### Work to be completed
Give the number of lines containing the word "wird", and nothing else.

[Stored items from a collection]
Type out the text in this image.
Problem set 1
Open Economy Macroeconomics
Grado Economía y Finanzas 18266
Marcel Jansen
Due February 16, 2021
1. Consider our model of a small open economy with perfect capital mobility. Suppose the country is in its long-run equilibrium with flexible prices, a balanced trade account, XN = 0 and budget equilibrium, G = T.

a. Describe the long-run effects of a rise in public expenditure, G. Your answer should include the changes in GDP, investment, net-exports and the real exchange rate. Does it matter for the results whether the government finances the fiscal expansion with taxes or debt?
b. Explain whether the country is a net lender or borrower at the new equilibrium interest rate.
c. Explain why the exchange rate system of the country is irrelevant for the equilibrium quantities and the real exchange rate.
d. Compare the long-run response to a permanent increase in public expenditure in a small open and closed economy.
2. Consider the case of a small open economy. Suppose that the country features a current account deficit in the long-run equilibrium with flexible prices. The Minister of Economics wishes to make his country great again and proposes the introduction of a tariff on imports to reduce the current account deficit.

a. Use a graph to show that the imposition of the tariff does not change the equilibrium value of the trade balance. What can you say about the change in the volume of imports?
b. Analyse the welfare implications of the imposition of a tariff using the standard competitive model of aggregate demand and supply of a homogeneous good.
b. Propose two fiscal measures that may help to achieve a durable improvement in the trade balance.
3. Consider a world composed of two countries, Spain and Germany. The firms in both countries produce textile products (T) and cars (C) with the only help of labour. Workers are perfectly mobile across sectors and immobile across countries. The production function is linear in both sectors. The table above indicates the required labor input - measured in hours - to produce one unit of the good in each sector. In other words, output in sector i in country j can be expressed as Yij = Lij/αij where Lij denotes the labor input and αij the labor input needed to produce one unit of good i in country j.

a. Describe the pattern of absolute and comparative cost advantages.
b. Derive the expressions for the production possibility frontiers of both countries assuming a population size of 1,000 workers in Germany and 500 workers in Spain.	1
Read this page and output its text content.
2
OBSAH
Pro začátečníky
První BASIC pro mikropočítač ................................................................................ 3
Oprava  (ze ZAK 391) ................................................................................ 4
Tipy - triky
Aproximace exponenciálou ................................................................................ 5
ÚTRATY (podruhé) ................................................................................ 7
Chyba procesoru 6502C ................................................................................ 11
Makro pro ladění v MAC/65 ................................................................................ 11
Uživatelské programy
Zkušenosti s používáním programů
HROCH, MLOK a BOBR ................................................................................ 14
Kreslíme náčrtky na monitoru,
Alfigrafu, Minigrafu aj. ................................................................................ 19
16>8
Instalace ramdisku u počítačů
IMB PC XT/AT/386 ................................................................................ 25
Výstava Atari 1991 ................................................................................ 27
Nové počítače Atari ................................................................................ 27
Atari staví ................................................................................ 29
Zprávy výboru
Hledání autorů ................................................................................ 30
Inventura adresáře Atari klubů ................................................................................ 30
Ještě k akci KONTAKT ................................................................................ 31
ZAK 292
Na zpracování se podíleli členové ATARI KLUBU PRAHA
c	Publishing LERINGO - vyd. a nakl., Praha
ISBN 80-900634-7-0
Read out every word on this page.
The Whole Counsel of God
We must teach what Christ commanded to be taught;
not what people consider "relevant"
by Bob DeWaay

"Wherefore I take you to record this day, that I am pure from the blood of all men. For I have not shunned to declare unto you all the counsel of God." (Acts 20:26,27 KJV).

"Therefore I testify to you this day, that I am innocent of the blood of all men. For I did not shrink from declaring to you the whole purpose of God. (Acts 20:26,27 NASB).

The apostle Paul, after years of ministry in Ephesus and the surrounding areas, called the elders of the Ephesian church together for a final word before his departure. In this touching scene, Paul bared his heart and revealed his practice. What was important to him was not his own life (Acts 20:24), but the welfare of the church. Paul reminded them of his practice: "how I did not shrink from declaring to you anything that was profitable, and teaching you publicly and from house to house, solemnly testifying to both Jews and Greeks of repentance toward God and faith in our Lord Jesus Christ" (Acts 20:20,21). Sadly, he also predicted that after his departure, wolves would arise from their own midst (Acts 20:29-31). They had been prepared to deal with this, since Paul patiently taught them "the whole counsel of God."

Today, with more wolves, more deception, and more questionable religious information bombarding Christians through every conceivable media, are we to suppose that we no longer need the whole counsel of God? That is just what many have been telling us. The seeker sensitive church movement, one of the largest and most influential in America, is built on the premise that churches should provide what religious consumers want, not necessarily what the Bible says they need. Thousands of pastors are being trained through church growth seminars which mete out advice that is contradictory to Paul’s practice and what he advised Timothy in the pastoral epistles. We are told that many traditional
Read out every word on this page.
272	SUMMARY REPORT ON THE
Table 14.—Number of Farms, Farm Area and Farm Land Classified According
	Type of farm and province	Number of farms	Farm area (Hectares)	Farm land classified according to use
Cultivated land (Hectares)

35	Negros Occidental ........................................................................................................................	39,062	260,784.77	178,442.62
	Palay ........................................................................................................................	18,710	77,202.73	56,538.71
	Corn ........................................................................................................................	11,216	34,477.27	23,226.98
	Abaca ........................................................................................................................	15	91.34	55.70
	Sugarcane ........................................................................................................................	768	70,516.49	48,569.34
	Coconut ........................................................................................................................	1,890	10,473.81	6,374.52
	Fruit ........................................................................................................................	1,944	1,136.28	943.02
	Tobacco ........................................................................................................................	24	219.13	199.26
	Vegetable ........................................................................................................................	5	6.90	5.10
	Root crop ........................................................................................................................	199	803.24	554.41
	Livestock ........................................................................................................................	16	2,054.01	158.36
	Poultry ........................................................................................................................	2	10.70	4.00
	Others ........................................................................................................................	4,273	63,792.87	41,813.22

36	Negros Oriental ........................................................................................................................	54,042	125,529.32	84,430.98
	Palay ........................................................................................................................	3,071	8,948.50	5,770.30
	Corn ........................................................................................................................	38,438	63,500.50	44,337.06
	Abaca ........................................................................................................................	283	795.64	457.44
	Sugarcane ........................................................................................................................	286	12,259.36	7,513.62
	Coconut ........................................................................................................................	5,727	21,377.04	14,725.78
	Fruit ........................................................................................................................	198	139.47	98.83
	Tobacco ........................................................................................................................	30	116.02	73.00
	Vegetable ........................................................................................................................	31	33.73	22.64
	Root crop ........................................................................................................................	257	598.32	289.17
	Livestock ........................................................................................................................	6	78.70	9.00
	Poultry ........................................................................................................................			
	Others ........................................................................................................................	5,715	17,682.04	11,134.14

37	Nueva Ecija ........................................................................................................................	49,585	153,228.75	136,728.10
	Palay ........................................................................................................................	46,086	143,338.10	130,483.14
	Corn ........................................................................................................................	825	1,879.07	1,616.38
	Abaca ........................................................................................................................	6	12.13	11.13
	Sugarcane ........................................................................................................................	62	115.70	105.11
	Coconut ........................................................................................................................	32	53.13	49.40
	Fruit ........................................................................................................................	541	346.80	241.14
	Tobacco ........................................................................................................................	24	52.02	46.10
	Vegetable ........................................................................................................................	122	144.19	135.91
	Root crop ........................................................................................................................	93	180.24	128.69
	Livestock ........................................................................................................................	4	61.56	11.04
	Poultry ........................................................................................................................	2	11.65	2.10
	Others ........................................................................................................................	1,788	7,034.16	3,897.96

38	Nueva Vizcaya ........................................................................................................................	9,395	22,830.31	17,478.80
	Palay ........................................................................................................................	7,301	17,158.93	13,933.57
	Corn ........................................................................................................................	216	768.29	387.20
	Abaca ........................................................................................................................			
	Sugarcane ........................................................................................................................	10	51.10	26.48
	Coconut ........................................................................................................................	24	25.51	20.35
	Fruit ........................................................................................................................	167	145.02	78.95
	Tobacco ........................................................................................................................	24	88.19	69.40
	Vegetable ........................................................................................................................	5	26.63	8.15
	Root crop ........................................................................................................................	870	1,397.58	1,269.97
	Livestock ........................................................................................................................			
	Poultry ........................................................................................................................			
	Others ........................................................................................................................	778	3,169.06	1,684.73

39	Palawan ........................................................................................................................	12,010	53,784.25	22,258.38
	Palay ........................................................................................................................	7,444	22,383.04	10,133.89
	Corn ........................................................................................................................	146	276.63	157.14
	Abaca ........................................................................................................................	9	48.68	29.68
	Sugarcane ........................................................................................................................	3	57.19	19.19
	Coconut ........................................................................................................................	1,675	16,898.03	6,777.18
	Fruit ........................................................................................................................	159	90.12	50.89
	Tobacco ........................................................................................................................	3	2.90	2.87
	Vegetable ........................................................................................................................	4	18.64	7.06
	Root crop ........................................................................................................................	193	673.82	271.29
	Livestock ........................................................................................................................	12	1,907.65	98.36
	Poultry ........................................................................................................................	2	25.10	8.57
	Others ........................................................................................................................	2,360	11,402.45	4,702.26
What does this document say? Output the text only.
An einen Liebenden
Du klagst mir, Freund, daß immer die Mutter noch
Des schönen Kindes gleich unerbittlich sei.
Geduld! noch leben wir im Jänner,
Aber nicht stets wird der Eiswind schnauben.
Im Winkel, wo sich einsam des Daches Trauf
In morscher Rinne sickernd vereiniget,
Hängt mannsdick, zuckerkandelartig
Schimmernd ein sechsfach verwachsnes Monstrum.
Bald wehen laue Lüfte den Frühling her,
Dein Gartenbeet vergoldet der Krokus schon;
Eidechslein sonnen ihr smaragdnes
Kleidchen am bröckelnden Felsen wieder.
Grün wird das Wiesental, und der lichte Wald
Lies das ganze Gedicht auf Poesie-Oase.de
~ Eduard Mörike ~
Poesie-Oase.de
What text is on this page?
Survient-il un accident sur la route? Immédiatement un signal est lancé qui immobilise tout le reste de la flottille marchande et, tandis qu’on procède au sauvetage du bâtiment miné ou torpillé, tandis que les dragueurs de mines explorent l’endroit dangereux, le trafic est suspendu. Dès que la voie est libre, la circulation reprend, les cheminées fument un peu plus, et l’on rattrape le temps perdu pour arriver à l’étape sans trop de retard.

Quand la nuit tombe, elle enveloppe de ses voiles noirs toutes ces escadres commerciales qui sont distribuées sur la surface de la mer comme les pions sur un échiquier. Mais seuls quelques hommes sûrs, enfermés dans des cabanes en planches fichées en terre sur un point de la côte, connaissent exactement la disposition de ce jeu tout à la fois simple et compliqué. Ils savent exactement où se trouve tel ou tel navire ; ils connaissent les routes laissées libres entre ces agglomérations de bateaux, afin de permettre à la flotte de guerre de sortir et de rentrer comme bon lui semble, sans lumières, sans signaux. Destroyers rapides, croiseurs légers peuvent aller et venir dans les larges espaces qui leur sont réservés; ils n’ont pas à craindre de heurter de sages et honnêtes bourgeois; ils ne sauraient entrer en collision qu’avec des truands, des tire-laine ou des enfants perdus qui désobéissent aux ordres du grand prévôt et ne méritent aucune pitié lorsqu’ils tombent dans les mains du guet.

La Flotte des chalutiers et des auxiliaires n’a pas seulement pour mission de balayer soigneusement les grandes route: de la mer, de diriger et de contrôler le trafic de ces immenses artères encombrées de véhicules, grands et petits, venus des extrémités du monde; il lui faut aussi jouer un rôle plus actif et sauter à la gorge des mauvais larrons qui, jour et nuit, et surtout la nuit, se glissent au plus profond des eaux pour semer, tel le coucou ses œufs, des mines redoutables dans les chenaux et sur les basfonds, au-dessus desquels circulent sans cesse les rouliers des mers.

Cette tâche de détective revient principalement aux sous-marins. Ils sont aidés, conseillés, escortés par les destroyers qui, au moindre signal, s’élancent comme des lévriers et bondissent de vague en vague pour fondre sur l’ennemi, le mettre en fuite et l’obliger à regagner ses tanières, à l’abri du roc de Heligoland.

### Exercise response
2